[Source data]
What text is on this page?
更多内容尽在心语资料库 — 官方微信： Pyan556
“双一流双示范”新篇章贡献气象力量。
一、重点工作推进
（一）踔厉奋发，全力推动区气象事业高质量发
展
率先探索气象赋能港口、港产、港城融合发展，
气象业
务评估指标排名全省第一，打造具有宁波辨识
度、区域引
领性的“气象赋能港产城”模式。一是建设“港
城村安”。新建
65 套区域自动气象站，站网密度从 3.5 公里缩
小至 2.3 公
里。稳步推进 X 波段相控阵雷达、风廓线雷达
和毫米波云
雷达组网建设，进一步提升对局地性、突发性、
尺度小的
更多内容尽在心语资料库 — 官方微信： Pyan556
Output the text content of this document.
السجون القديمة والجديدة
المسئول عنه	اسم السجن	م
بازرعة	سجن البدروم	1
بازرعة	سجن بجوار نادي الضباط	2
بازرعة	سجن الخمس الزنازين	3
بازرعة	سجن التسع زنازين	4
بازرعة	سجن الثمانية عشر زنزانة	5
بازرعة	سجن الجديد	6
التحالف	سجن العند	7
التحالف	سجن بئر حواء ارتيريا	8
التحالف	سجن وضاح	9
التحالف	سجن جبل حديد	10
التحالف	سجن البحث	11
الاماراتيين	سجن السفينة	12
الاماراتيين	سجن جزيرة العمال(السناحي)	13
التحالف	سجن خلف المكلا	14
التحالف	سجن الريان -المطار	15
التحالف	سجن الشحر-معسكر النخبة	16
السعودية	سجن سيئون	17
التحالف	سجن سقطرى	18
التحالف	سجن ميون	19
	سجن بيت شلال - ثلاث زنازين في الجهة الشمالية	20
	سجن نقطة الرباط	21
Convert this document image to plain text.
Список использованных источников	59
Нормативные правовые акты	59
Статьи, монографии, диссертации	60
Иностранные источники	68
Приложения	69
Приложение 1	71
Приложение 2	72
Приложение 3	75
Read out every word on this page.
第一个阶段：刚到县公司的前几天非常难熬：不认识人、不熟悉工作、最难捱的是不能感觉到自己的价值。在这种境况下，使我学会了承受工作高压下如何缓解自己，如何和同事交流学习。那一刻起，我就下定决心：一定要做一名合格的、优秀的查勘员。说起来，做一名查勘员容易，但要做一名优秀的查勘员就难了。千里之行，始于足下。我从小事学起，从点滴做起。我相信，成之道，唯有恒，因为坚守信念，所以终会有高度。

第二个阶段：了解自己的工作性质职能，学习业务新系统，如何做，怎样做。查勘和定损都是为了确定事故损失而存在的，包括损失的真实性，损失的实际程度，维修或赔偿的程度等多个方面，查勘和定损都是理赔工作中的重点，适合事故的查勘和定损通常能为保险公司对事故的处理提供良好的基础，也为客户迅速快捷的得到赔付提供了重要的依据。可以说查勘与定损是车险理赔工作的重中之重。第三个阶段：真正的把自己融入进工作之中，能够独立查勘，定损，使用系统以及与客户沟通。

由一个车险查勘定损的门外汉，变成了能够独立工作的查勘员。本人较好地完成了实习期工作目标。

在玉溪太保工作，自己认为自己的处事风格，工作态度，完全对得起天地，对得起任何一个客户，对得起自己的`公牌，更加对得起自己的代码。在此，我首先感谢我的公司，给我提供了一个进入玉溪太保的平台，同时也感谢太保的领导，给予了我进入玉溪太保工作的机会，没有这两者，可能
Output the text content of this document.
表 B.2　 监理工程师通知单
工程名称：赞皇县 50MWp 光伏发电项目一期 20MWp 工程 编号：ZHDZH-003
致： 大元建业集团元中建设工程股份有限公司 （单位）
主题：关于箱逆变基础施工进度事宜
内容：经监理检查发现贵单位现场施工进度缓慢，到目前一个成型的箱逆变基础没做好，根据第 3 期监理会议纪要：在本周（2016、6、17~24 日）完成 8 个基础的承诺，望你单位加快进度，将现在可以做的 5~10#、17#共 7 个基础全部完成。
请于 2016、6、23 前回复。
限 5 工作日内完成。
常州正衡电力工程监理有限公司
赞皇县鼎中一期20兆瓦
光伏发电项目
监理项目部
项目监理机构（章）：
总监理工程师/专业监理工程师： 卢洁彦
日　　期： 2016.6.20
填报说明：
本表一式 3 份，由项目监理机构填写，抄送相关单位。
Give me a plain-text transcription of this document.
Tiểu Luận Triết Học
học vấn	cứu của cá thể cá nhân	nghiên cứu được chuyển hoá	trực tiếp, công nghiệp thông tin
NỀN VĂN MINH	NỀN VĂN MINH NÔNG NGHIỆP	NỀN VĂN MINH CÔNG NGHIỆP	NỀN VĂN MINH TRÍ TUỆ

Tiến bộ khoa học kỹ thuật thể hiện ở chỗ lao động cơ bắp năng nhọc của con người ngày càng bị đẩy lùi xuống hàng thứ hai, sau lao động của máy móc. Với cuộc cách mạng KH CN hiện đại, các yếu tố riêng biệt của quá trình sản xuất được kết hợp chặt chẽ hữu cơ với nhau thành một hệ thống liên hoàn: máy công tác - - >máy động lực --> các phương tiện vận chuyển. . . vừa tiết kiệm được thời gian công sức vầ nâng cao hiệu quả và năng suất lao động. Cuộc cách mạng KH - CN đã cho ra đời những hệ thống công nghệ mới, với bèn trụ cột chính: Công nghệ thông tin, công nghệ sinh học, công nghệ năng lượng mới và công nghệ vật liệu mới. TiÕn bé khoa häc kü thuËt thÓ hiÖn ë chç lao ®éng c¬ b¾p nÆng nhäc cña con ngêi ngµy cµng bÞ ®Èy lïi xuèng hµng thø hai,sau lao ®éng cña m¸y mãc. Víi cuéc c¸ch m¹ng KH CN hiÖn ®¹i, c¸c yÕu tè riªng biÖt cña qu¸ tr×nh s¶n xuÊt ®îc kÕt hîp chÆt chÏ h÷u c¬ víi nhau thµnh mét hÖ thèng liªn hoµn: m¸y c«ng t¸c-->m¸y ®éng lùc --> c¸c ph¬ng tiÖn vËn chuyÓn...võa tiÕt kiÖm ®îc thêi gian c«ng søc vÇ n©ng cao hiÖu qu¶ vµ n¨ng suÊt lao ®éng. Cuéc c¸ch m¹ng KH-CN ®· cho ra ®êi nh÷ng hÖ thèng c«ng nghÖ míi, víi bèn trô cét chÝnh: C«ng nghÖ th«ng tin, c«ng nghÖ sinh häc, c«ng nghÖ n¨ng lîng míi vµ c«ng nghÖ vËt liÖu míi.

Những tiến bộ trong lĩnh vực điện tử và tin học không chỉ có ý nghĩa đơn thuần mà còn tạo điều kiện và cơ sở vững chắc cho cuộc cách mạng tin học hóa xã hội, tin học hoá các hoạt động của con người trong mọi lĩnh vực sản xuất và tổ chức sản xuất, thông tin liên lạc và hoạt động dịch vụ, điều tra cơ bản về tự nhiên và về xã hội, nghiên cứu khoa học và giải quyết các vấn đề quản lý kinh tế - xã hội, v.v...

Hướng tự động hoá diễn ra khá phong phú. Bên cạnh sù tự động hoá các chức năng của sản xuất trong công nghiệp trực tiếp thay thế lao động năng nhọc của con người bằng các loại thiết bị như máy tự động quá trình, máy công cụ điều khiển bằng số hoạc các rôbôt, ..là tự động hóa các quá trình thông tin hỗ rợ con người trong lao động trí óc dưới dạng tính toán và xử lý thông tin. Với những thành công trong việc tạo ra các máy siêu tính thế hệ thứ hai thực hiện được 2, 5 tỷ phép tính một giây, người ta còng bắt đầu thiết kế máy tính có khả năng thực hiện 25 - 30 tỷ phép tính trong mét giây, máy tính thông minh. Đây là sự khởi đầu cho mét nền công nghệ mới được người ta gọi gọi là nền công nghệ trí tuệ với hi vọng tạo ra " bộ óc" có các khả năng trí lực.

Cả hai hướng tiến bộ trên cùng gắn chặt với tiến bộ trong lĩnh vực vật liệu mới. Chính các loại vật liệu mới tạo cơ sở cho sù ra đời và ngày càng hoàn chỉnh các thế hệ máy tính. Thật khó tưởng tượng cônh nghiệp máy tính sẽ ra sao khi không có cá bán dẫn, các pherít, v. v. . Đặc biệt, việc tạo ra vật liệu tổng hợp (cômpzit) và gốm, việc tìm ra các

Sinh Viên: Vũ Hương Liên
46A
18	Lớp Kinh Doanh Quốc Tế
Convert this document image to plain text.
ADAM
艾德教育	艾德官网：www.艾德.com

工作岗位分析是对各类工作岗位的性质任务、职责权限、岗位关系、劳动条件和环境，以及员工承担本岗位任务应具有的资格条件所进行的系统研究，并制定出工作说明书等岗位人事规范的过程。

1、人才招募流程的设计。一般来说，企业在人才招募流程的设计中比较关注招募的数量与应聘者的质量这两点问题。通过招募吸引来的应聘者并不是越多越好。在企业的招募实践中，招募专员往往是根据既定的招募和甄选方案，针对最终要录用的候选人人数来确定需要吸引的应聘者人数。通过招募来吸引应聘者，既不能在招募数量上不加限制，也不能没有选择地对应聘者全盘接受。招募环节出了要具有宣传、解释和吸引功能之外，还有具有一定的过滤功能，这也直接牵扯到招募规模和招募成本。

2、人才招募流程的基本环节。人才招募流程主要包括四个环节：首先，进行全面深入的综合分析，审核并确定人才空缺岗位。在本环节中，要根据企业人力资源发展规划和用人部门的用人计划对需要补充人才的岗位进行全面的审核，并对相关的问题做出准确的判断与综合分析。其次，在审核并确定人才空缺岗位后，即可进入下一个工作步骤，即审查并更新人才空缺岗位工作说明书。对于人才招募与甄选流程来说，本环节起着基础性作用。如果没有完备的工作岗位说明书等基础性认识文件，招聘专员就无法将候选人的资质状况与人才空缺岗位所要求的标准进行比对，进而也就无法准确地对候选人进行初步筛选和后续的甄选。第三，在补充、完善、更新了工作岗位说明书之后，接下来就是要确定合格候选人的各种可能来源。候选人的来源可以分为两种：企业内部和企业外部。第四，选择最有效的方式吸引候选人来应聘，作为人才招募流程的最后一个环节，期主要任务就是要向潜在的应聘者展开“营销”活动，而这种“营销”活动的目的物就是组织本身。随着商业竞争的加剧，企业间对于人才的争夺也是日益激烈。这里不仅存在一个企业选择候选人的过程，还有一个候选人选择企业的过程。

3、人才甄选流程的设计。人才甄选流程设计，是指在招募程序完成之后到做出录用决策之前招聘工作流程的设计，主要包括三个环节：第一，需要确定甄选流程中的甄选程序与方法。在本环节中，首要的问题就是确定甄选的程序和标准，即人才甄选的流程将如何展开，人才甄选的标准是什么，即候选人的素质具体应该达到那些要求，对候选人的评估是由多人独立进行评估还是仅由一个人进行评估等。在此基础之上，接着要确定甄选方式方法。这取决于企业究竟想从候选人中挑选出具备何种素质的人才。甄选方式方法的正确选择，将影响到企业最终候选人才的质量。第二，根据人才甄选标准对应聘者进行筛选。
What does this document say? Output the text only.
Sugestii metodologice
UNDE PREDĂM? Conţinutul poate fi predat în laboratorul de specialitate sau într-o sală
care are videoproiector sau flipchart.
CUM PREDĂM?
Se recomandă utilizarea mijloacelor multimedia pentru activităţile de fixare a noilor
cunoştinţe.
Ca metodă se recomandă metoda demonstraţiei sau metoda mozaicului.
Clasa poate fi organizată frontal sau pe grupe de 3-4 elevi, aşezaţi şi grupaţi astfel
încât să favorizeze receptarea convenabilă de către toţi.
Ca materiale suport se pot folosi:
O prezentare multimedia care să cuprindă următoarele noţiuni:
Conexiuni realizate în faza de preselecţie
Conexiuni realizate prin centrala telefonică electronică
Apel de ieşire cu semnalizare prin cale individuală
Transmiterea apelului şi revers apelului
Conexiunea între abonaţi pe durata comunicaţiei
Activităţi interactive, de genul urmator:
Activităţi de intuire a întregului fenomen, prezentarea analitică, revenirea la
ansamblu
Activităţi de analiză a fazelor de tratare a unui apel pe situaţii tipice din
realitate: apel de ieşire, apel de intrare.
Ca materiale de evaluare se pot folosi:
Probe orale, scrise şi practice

Aim: Display every line of the listing that contains the string "loại".

Task answer:
Hướng tự động hoá diễn ra khá phong phú. Bên cạnh sù tự động hoá các chức năng của sản xuất trong công nghiệp trực tiếp thay thế lao động năng nhọc của con người bằng các loại thiết bị như máy tự động quá trình, máy công cụ điều khiển bằng số hoạc các rôbôt, ..là tự động hóa các quá trình thông tin hỗ rợ con người trong lao động trí óc dưới dạng tính toán và xử lý thông tin. Với những thành công trong việc tạo ra các máy siêu tính thế hệ thứ hai thực hiện được 2, 5 tỷ phép tính một giây, người ta còng bắt đầu thiết kế máy tính có khả năng thực hiện 25 - 30 tỷ phép tính trong mét giây, máy tính thông minh. Đây là sự khởi đầu cho mét nền công nghệ mới được người ta gọi gọi là nền công nghệ trí tuệ với hi vọng tạo ra " bộ óc" có các khả năng trí lực.
Cả hai hướng tiến bộ trên cùng gắn chặt với tiến bộ trong lĩnh vực vật liệu mới. Chính các loại vật liệu mới tạo cơ sở cho sù ra đời và ngày càng hoàn chỉnh các thế hệ máy tính. Thật khó tưởng tượng cônh nghiệp máy tính sẽ ra sao khi không có cá bán dẫn, các pherít, v. v. . Đặc biệt, việc tạo ra vật liệu tổng hợp (cômpzit) và gốm, việc tìm ra các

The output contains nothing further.